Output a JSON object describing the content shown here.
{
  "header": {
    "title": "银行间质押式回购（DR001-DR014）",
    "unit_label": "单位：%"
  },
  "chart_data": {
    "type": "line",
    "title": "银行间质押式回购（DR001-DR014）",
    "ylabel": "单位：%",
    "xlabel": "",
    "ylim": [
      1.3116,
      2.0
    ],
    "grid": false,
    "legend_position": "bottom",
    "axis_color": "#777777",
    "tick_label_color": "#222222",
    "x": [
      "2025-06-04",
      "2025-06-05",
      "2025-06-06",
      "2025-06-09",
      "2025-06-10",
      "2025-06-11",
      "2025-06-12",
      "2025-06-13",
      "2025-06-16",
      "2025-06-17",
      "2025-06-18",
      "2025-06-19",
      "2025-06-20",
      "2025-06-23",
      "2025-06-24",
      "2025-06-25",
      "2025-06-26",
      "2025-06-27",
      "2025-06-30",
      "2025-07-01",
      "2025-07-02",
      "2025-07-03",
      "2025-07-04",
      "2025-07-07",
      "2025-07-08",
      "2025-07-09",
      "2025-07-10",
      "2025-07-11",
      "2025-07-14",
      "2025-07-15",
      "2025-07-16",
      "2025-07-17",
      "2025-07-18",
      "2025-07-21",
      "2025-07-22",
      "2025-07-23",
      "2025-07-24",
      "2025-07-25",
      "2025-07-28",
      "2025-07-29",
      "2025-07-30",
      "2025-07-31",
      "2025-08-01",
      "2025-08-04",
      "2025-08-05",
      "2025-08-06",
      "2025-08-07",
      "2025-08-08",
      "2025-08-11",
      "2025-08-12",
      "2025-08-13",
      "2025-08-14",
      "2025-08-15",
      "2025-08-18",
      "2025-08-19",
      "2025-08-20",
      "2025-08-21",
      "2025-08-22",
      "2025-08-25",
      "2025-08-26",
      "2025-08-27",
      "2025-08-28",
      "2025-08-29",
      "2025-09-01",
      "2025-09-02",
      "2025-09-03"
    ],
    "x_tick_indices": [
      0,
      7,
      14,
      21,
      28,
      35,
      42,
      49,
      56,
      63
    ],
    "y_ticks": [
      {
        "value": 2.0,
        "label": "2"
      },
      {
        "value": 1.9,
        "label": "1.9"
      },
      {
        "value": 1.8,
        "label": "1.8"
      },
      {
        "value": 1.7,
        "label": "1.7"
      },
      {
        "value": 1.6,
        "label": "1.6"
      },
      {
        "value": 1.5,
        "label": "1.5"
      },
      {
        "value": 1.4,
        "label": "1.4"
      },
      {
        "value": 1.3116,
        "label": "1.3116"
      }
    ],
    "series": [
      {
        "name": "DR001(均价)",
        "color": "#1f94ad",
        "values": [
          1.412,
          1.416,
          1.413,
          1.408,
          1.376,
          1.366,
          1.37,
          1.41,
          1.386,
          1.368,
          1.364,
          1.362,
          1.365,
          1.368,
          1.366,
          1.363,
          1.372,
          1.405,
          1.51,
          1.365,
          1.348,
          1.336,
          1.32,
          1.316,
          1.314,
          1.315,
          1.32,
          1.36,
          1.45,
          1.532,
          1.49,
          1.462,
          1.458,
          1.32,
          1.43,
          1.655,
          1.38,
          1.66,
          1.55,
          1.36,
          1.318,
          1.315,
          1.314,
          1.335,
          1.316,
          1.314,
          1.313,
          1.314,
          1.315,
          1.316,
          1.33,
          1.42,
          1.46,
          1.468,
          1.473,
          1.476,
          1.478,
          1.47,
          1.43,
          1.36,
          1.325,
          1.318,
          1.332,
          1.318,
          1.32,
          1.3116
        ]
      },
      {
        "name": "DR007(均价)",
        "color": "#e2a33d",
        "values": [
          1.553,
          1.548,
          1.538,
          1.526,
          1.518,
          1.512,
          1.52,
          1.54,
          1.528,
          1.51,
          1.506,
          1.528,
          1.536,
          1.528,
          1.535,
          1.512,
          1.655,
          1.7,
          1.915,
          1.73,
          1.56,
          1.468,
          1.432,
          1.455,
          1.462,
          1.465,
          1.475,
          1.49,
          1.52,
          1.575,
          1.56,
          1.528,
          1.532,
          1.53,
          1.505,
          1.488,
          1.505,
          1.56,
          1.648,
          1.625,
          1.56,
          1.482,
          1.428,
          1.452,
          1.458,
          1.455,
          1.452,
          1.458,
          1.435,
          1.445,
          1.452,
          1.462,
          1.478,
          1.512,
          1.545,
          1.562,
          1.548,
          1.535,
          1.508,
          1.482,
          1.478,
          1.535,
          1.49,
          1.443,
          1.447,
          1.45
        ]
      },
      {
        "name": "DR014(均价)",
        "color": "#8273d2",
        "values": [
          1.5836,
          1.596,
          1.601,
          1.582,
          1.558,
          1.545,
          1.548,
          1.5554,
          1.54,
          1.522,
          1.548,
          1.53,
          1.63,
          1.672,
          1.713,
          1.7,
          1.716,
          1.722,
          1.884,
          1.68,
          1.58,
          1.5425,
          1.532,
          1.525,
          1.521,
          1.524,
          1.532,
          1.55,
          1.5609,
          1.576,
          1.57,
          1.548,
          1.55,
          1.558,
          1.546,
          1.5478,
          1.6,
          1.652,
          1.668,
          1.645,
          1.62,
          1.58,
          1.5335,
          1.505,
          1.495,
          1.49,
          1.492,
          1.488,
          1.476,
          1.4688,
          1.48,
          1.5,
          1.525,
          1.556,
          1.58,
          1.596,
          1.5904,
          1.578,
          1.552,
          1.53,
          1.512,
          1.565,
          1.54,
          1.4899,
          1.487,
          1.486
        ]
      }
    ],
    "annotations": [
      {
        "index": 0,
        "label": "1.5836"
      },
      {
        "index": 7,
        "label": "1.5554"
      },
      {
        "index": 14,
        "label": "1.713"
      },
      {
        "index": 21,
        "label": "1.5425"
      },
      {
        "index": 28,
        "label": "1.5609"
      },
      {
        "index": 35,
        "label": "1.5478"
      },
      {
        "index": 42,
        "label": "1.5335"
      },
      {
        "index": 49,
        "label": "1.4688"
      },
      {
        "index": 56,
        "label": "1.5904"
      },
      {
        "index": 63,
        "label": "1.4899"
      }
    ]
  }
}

Exercise description |
Copy every line in the listing above where the string "name" turns up.

Written reply |
        "name": "DR001(均价)",
        "name": "DR007(均价)",
        "name": "DR014(均价)",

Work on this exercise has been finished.